### Given text
---

Two Cu(i) coordination polymers based on a new benzimidazolyl-tetrazolyl heterotopic ligand for visible-light-driven photocatalytic dye degradation

Abstract

Two Cu(I) coordination polymers (CPs), namely, [Cu^I(DBPT)(H₂O)]_n (HDBPT = 3,5-di((1H-benzeimidazol-yl)phenyl)-2H-tetrazole, CP 1) and [Cu^I(DBPT)·DMF]_n (CP 2), were constructed based on a new N-containing heterotopic triangular ligand. CP 1 is a 2D network consisting of binuclear secondary building units (SBUs). The 2D layers are connected by strong hydrogen bonds to form a 3D supramolecular framework. CP 2 possesses a 3D framework based on binuclear SBUs and features a (3,6)-connected rtl topology. Both CP 1 and CP 2 have high stability in water in the pH range from 3–13 and exhibit energy band gaps of 2.70 and 2.79 eV, respectively, which indicate their possibility in visible-light-driven photocatalysis. The photocatalytic results show that both CP 1 and CP 2 display good activity for MLB degradation in the presence of H₂O₂ as an oxidant under visible light irradiation. A mechanistic investigation indicated that the photogenerated holes trapped by Cu(I) generate Cu(II). Cu(II) may be involved in a Fenton-like CuI/CuII redox reaction to generate ˙OH. Thus, holes and ˙OH contribute to the degradation of MLB. In addition, the degradation product of MLB was further studied by LC-MS, which indicates that MLB is almost degraded to small molecules.

---

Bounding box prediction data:
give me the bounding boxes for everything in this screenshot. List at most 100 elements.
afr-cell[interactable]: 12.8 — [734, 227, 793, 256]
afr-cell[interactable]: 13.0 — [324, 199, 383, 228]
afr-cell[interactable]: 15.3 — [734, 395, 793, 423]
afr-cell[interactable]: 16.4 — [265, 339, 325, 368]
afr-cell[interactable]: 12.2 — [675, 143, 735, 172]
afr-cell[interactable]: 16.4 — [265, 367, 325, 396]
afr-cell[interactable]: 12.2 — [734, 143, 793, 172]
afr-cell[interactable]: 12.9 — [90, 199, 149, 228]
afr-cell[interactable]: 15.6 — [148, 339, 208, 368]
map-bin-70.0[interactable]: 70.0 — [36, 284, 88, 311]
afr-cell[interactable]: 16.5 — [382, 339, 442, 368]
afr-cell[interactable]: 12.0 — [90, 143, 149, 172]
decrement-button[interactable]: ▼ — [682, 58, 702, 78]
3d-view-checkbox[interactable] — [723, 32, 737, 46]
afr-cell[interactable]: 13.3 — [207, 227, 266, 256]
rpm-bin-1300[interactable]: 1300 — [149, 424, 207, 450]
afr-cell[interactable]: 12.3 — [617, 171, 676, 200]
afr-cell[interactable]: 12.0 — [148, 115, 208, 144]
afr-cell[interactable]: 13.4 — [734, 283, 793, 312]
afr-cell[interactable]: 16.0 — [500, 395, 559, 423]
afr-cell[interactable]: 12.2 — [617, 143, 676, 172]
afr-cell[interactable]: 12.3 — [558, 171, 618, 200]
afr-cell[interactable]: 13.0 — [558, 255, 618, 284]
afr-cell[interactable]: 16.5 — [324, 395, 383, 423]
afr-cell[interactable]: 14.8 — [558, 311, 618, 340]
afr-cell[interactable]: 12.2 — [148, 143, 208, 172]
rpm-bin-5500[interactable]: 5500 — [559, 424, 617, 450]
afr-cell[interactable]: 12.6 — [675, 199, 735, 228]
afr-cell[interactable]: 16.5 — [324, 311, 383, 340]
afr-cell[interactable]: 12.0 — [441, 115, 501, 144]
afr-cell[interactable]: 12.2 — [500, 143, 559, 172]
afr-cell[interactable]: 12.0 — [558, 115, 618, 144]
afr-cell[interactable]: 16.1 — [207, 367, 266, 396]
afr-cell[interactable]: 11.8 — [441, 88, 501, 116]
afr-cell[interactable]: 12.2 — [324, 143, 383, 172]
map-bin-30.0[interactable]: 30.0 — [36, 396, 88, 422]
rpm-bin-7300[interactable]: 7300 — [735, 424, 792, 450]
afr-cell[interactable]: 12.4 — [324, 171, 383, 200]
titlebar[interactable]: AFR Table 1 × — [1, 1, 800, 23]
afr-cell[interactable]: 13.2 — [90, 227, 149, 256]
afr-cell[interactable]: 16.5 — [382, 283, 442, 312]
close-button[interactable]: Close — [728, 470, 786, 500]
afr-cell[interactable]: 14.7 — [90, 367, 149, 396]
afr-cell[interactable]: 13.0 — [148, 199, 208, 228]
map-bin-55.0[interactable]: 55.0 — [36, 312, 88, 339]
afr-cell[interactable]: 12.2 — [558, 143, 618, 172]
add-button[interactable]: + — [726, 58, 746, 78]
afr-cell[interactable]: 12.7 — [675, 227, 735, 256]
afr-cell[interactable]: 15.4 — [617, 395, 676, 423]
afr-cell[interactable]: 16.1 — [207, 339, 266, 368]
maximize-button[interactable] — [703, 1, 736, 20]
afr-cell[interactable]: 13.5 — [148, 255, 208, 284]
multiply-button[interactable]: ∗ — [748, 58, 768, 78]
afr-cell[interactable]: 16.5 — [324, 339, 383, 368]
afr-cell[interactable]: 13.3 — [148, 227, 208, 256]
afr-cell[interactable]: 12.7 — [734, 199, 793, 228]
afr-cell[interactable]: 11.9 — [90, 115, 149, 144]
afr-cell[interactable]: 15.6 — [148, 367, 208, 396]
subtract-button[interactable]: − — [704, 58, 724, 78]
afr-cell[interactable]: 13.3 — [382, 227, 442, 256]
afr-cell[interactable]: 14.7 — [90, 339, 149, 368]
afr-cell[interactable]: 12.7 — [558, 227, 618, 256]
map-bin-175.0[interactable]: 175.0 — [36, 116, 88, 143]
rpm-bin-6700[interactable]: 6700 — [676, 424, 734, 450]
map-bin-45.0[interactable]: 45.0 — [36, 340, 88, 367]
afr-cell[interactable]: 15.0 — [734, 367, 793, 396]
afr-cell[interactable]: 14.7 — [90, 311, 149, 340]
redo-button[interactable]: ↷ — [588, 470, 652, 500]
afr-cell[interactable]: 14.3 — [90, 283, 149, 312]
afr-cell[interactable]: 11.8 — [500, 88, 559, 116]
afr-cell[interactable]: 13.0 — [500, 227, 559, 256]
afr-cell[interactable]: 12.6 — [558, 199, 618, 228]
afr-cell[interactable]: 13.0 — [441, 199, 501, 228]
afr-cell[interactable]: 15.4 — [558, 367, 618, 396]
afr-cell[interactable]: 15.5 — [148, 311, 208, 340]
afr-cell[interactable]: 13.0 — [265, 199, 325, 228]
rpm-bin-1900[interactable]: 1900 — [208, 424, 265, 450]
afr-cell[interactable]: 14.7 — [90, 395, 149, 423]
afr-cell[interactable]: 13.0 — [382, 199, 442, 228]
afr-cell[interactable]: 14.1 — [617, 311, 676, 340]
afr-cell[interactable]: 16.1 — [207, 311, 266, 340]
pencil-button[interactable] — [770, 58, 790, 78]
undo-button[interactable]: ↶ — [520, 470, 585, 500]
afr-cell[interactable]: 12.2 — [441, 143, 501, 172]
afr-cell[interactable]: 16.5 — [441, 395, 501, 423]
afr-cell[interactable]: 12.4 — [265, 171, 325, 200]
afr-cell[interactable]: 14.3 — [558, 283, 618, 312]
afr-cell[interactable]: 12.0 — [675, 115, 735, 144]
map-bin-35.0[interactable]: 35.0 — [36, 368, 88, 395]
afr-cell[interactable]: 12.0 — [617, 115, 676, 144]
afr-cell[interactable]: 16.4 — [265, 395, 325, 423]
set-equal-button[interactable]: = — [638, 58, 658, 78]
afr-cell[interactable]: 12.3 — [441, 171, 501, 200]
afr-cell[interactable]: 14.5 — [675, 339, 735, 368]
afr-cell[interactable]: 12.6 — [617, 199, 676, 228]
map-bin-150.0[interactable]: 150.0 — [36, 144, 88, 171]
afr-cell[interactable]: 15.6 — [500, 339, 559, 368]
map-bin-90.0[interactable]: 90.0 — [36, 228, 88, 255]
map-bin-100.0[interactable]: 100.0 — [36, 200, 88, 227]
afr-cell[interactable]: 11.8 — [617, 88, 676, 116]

---

### The task
Answer these questions from the abstract on the two Cu(I) coordination polymers:
(a) What kind of network is CP 1, and what units does it consist of?
(b) What topology does CP 2 have?
(c) What oxidant was present when the polymers degraded MLB under visible light?

### Answer section
(a) CP 1 is a 2D network of binuclear secondary building units (SBUs).
(b) CP 2 has a (3,6)-connected rtl topology.
(c) The oxidant was H₂O₂.